
    If the person has congenital analgesia, no amount of teaching by the teacher will teach the person what a wasp sting feels like (Wikipedia - Congenital insensitivity to pain).
  • Moliere
    5.8k
    Fair. No one's going about teaching wasp stings, nor is that really connected to a knowledge.

    But look at the artist example instead of that one -- it's different enough.
  • Moliere
    5.8k
    @J -- afterthought on electronic music.

    One thing that comes to mind is that electronic music has its own technique. It could include trying to emulate the most "dirty and real" sounding recording out there, but it would not, for all that, be a recording of that.

    Looking at the particular history here again.

    But that does not then mean that the electronic musician doesn't have some sense of technique -- it's just a different set of techniques from the not-electronic (whatever happens to get to count there -- acoustic guitars on a mic not fit because there's an electronic amplifier? If so, then it may be the case that all rock and roll is not music, since that slam-in-your-face wow factor I think is largley tied to the technical ability to make it obscenely loud in concert)
============================================================
▶ **LIST OF TASKS**
1. Transcribe the discussion excerpt from "But that does" up to and including "loud in concert)".
2. Which distinct words built on "teach" appear in the discussion excerpt?

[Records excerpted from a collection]
============================================================
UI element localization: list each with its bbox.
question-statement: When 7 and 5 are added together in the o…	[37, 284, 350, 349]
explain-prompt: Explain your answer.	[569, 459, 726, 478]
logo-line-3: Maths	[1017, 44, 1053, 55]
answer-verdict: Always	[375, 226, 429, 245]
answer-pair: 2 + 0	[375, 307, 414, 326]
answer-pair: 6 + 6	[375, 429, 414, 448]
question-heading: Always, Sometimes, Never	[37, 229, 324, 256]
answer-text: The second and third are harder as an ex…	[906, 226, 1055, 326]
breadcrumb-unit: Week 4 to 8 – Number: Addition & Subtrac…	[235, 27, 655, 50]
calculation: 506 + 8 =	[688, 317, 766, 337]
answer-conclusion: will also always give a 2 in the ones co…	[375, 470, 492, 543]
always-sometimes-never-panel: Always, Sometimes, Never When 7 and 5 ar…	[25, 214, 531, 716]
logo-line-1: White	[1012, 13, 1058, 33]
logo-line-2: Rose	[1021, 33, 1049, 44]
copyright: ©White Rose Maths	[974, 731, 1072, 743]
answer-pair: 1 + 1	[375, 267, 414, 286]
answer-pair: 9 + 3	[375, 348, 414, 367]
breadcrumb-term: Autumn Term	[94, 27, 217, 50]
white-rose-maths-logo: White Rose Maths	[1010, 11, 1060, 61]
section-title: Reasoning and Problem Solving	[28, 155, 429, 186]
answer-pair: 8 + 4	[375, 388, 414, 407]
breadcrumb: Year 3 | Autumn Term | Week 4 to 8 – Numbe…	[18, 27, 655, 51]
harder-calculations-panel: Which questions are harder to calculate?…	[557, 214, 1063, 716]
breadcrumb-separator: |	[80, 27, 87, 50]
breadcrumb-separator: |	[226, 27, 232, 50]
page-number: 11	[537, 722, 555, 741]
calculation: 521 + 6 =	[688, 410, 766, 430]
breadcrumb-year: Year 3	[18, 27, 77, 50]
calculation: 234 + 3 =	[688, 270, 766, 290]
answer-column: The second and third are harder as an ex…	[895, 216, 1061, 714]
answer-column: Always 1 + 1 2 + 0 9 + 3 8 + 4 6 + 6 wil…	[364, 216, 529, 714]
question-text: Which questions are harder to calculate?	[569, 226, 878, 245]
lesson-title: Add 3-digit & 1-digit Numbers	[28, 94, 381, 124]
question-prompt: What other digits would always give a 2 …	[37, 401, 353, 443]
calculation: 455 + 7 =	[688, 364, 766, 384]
============================================================
▶ **EXERCISE SOLUTIONS**
1.
But that does not then mean that the electronic musician doesn't have some sense of technique -- it's just a different set of techniques from the not-electronic (whatever happens to get to count there -- acoustic guitars on a mic not fit because there's an electronic amplifier? If so, then it may be the case that all rock and roll is not music, since that slam-in-your-face wow factor I think is largley tied to the technical ability to make it obscenely loud in concert)

2. teaching, teacher, teach